§ GIVEN TASK:
Single out each line with the word "Štimac" and copy it.

§ INPUT DATA:

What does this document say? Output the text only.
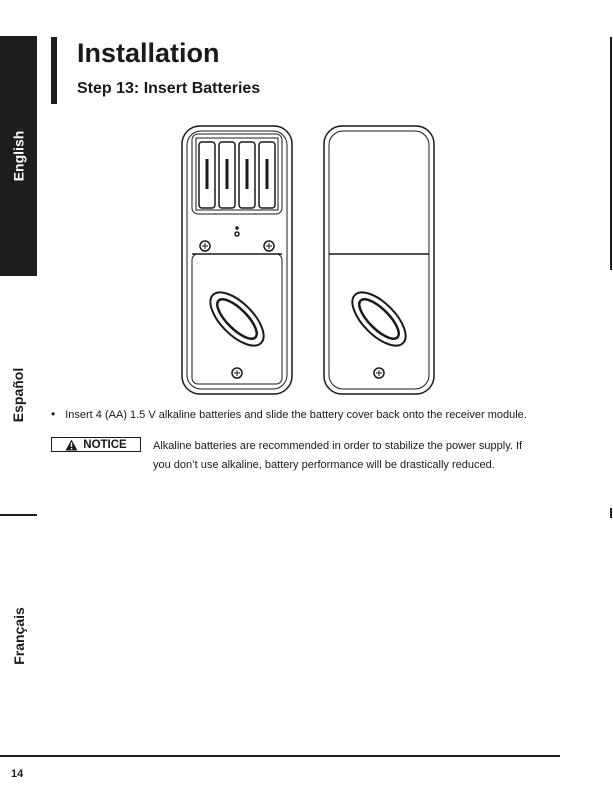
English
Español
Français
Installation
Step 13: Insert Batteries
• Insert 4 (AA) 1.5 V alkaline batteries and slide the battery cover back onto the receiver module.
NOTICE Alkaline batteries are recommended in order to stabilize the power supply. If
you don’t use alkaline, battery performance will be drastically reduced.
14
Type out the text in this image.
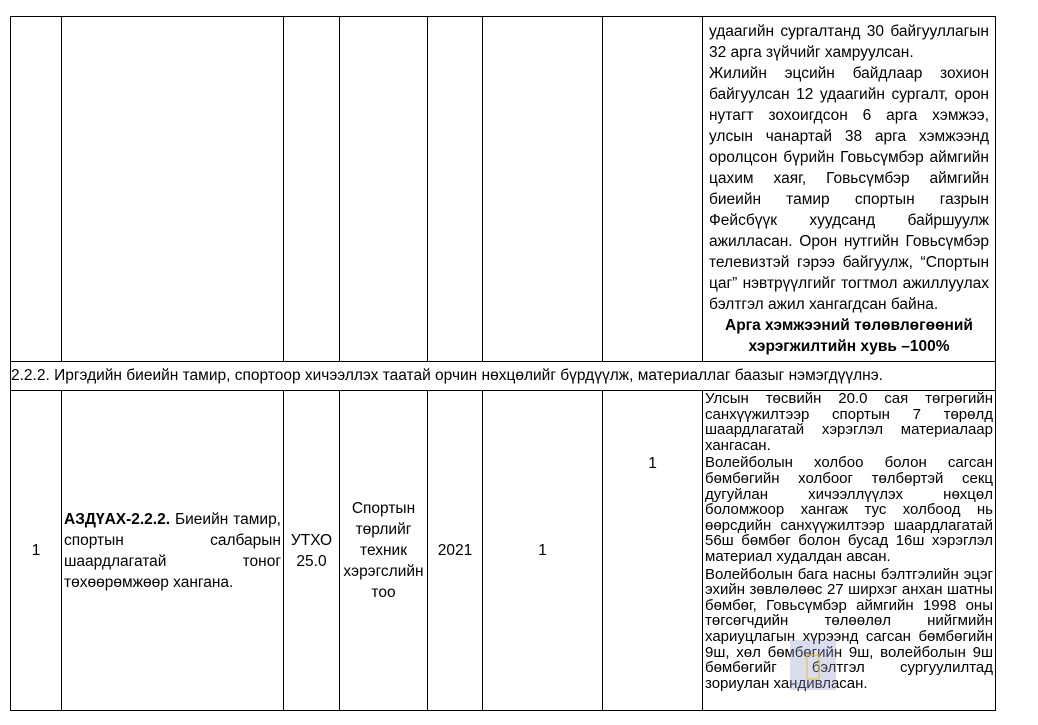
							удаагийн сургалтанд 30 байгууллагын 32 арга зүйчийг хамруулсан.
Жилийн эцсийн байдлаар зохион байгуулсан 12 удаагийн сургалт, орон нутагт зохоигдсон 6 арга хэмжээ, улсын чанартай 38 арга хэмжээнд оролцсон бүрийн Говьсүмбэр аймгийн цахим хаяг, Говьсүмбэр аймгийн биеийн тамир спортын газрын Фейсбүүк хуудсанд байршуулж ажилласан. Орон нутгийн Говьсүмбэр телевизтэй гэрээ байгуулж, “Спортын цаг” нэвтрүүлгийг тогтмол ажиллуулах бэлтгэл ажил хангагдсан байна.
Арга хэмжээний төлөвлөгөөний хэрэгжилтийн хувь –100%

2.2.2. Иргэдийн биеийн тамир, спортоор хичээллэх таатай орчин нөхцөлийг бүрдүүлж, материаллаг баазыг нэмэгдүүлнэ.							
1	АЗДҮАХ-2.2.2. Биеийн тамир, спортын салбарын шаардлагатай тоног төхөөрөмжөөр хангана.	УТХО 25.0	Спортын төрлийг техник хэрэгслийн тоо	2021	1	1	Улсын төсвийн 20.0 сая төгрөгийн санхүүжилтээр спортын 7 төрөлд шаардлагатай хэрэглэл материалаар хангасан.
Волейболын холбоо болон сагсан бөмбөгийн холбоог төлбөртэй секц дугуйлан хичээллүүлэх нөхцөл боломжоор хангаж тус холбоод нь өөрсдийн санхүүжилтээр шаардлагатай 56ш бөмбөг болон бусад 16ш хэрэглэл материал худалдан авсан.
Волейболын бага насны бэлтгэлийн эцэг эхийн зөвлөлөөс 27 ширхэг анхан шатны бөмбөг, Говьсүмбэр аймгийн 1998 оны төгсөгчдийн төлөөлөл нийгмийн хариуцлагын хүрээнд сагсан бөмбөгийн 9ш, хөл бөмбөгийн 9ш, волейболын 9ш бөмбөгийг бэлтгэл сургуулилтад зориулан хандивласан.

---

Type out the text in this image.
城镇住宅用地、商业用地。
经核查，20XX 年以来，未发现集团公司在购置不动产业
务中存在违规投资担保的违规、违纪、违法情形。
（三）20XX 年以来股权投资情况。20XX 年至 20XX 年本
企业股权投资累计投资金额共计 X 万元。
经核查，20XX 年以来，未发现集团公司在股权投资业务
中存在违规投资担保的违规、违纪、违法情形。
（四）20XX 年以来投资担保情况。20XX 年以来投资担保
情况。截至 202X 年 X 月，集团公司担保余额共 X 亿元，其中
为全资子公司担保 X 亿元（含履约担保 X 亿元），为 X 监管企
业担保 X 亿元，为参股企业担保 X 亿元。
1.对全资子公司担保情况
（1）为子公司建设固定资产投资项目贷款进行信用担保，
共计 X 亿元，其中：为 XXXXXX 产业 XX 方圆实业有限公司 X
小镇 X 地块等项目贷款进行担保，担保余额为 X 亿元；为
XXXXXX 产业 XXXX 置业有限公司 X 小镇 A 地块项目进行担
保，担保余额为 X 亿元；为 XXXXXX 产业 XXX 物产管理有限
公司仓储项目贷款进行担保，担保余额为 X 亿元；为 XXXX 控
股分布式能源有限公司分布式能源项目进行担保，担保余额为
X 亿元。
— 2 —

...

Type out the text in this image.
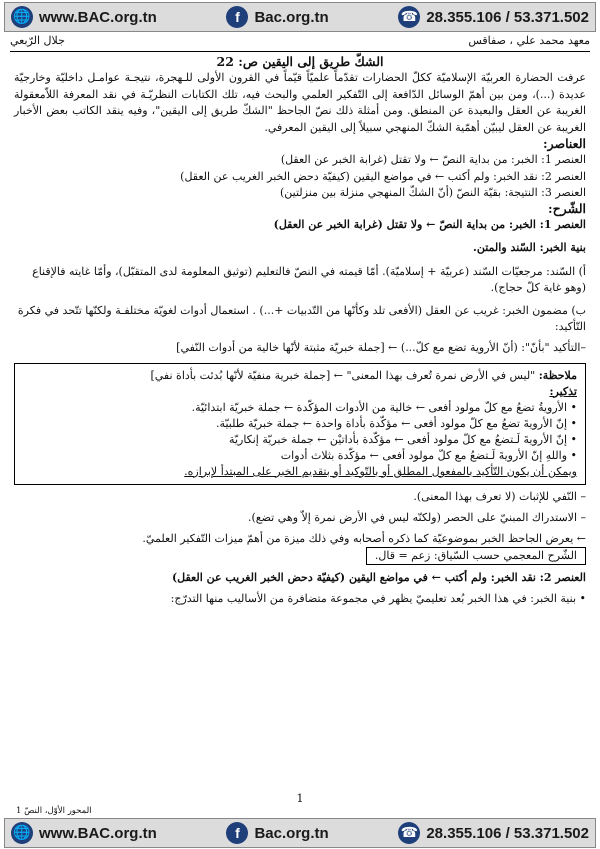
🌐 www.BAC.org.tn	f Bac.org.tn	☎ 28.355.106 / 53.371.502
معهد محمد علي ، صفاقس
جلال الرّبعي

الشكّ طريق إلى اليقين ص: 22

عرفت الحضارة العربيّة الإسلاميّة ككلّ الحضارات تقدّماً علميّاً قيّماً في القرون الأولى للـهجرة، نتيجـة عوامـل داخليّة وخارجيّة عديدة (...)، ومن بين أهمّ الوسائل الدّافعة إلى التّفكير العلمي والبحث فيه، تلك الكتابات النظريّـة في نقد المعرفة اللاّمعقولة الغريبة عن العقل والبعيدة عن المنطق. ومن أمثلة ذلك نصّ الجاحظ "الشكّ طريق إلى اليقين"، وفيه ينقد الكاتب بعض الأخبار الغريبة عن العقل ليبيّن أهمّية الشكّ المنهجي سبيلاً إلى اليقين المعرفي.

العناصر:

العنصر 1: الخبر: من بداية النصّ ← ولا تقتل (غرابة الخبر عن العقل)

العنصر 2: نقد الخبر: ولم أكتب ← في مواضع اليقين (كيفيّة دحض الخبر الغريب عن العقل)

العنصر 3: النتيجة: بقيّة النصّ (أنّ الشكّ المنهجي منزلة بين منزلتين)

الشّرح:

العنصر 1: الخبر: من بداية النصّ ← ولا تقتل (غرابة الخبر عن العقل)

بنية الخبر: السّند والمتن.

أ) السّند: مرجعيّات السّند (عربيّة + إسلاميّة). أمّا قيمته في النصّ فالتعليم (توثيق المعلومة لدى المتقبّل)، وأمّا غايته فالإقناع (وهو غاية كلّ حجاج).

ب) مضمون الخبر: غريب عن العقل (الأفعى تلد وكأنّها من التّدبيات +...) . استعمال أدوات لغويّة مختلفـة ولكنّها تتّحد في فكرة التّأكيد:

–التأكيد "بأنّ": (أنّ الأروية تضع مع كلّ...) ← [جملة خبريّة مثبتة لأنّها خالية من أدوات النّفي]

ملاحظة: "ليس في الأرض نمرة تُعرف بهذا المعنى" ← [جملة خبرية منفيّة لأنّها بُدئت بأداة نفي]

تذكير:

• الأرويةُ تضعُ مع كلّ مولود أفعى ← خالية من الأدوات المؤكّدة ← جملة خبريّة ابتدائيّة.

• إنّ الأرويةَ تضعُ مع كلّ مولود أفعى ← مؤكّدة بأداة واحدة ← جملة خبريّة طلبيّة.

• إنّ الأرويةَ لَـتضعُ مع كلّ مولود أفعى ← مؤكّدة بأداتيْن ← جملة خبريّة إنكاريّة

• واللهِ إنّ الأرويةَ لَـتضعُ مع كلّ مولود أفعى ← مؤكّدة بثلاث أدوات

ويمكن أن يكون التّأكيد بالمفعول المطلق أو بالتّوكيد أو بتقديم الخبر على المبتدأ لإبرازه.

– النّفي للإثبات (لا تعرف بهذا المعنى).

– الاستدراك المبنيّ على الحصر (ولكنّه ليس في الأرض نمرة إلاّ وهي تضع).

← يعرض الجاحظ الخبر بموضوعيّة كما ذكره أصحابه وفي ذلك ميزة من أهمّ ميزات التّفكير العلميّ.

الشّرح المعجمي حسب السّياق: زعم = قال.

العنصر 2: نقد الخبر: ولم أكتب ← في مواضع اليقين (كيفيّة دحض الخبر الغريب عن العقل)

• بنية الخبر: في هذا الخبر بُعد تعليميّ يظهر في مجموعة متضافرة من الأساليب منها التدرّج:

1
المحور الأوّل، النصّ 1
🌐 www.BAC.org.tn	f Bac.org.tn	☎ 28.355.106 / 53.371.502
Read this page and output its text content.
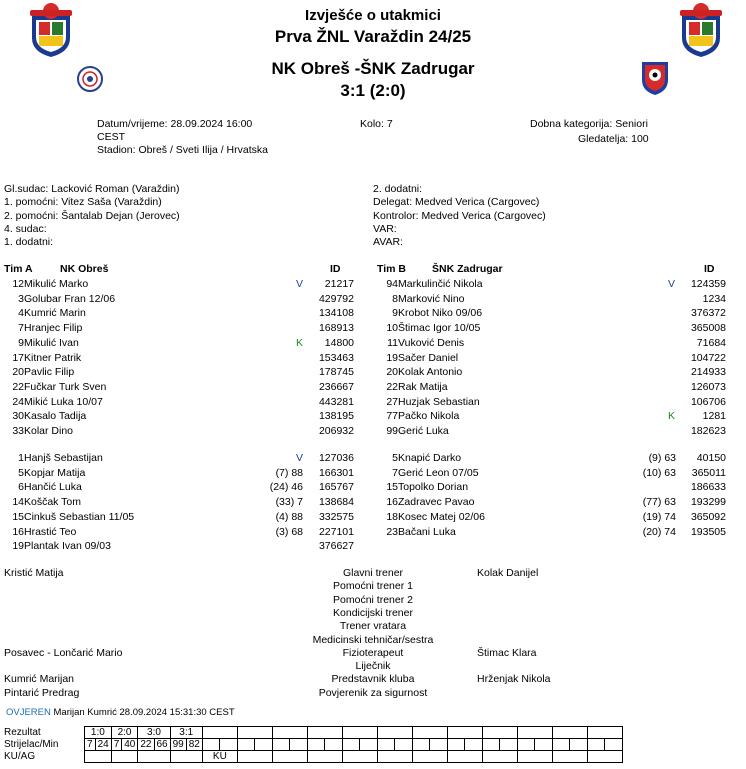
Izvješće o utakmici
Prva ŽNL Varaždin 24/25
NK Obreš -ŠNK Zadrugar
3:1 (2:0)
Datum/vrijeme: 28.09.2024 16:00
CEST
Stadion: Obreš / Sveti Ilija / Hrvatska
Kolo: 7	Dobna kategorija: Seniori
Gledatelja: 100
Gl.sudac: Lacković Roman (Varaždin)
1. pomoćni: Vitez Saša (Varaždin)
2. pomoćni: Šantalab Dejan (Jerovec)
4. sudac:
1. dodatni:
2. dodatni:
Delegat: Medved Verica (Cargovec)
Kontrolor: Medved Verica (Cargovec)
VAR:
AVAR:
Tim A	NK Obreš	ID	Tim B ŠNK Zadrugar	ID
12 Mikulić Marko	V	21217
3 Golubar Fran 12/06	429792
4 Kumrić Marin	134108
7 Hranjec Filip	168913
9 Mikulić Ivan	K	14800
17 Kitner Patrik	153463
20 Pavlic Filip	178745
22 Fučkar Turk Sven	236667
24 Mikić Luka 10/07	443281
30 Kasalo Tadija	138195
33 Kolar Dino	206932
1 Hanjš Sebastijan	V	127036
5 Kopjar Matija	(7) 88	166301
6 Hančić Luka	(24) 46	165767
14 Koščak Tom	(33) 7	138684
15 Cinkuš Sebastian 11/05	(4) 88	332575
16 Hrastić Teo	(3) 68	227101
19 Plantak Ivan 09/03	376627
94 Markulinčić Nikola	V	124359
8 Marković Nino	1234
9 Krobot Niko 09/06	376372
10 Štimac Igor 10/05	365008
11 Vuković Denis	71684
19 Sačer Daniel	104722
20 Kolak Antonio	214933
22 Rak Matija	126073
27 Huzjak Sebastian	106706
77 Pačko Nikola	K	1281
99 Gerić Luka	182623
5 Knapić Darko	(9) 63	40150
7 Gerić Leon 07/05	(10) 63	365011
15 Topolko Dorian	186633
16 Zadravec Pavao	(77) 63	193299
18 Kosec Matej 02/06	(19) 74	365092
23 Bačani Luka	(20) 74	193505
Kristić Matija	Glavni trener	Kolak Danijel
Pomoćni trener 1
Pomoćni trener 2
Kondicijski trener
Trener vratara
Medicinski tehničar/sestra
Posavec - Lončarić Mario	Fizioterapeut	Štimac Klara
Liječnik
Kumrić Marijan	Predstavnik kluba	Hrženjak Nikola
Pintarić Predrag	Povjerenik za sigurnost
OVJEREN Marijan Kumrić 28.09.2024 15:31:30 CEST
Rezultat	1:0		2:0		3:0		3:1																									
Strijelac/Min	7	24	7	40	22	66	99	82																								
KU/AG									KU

§ ANSWER FOR THIS EXERCISE:
10 Štimac Igor 10/05	365008
Posavec - Lončarić Mario	Fizioterapeut	Štimac Klara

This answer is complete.